## Your objective
Lift out each line of the data that holds "суицидального".

Entries from a dataset:
════════════════

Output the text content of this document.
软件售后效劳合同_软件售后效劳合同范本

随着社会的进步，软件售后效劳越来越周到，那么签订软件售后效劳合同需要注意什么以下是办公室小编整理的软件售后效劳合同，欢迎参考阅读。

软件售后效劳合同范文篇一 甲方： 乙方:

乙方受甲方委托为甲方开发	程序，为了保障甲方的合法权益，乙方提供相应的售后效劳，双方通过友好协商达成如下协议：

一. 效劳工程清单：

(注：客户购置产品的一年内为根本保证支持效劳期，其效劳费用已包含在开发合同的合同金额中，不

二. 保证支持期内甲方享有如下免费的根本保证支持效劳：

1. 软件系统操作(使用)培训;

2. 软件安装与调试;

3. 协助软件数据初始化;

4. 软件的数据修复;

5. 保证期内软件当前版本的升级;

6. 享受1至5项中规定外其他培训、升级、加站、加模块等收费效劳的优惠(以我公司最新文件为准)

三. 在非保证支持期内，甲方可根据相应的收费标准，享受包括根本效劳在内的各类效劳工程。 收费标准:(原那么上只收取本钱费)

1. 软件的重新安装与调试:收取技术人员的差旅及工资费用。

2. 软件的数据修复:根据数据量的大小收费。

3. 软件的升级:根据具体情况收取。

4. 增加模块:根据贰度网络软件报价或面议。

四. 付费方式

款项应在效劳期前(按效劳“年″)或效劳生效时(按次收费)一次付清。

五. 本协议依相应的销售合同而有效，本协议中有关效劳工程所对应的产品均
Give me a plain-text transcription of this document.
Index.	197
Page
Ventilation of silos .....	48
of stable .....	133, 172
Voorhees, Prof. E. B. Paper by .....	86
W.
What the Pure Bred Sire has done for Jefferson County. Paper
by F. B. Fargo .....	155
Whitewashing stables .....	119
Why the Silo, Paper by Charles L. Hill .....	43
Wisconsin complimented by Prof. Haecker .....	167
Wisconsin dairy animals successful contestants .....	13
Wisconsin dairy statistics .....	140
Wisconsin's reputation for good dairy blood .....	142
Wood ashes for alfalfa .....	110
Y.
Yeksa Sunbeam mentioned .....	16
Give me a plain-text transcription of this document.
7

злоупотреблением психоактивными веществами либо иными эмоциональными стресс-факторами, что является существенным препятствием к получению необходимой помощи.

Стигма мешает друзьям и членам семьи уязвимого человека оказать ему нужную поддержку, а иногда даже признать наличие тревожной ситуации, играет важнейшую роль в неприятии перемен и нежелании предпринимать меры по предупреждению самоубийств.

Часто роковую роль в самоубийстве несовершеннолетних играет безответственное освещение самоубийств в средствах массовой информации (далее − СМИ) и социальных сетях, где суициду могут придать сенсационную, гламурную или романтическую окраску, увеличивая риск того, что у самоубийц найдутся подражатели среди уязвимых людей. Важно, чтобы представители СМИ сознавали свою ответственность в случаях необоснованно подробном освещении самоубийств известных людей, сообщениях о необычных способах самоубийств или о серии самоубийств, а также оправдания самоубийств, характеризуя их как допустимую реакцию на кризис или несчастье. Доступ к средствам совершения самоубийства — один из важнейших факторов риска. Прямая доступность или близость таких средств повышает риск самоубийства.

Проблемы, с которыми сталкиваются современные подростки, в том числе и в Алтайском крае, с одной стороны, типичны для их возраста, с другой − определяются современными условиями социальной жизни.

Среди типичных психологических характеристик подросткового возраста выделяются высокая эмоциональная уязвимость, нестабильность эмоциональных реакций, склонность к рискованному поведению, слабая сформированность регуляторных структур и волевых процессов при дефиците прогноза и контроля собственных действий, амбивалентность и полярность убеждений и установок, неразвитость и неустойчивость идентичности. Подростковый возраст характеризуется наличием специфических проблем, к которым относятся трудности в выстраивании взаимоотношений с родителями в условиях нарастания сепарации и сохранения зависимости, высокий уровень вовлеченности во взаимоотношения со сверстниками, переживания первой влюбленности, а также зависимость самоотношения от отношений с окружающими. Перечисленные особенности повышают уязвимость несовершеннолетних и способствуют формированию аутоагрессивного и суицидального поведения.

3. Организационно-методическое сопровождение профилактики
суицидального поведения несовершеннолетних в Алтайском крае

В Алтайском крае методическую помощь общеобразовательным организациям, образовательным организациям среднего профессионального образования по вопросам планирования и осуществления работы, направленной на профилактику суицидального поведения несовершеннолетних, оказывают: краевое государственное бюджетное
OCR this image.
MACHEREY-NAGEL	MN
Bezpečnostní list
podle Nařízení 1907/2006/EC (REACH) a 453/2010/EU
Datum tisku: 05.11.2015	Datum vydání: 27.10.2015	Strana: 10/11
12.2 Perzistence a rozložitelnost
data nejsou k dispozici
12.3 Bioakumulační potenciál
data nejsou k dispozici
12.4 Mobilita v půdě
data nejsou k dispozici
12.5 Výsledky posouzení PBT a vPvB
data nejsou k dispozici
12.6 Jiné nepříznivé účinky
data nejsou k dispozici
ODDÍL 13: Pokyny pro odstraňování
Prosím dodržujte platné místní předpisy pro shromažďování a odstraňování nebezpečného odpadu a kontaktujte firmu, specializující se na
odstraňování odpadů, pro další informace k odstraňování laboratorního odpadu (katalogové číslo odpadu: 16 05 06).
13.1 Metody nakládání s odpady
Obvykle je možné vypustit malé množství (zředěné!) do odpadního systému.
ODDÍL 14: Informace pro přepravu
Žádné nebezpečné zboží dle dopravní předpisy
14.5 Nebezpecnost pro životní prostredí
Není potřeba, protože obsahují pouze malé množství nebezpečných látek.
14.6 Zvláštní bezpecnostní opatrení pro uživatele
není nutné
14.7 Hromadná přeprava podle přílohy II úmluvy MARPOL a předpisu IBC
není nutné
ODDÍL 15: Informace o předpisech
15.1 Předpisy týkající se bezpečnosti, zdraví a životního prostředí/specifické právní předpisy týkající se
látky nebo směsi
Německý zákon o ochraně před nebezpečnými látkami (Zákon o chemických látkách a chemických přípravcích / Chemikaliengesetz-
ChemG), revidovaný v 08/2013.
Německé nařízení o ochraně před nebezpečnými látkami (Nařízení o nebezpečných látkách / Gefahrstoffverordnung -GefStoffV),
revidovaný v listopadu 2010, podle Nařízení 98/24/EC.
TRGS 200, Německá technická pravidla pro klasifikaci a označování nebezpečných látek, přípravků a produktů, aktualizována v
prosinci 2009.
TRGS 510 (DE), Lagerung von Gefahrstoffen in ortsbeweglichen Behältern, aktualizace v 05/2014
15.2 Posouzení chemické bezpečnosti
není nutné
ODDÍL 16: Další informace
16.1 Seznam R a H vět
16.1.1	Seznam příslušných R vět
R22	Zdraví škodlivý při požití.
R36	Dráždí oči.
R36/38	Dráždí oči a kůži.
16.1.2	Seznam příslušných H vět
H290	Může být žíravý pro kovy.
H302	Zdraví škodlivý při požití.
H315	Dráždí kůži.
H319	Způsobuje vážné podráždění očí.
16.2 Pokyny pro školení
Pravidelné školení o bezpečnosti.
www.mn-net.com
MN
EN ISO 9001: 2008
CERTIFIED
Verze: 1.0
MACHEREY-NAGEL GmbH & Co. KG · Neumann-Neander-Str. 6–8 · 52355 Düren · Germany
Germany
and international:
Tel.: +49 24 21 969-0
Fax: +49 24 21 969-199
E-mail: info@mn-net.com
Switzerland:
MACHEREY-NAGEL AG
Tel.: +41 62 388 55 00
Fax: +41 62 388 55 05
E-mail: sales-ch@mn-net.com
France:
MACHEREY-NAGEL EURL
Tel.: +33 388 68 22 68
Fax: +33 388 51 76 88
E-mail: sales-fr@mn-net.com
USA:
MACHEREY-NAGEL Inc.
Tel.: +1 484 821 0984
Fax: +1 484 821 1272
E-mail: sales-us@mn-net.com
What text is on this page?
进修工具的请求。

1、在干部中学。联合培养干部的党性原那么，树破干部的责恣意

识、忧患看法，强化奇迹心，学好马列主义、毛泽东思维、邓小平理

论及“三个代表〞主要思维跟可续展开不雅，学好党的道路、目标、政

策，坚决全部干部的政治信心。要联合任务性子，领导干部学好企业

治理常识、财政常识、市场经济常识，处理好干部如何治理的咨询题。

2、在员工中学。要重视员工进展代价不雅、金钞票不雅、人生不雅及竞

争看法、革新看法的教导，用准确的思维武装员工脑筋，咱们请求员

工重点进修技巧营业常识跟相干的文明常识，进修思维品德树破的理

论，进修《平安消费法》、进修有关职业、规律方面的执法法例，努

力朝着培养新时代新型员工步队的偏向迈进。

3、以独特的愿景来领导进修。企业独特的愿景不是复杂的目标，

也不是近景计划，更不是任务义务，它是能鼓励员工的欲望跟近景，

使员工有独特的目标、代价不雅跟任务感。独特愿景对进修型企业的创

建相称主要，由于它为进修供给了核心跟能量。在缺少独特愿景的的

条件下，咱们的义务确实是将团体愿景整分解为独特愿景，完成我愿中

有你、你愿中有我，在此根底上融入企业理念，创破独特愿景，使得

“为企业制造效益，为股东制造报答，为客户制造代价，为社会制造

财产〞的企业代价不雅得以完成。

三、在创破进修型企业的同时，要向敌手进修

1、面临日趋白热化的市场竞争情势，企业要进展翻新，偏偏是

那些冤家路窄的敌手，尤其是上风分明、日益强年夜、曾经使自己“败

════════════════

## The response
Среди типичных психологических характеристик подросткового возраста выделяются высокая эмоциональная уязвимость, нестабильность эмоциональных реакций, склонность к рискованному поведению, слабая сформированность регуляторных структур и волевых процессов при дефиците прогноза и контроля собственных действий, амбивалентность и полярность убеждений и установок, неразвитость и неустойчивость идентичности. Подростковый возраст характеризуется наличием специфических проблем, к которым относятся трудности в выстраивании взаимоотношений с родителями в условиях нарастания сепарации и сохранения зависимости, высокий уровень вовлеченности во взаимоотношения со сверстниками, переживания первой влюбленности, а также зависимость самоотношения от отношений с окружающими. Перечисленные особенности повышают уязвимость несовершеннолетних и способствуют формированию аутоагрессивного и суицидального поведения.
суицидального поведения несовершеннолетних в Алтайском крае
В Алтайском крае методическую помощь общеобразовательным организациям, образовательным организациям среднего профессионального образования по вопросам планирования и осуществления работы, направленной на профилактику суицидального поведения несовершеннолетних, оказывают: краевое государственное бюджетное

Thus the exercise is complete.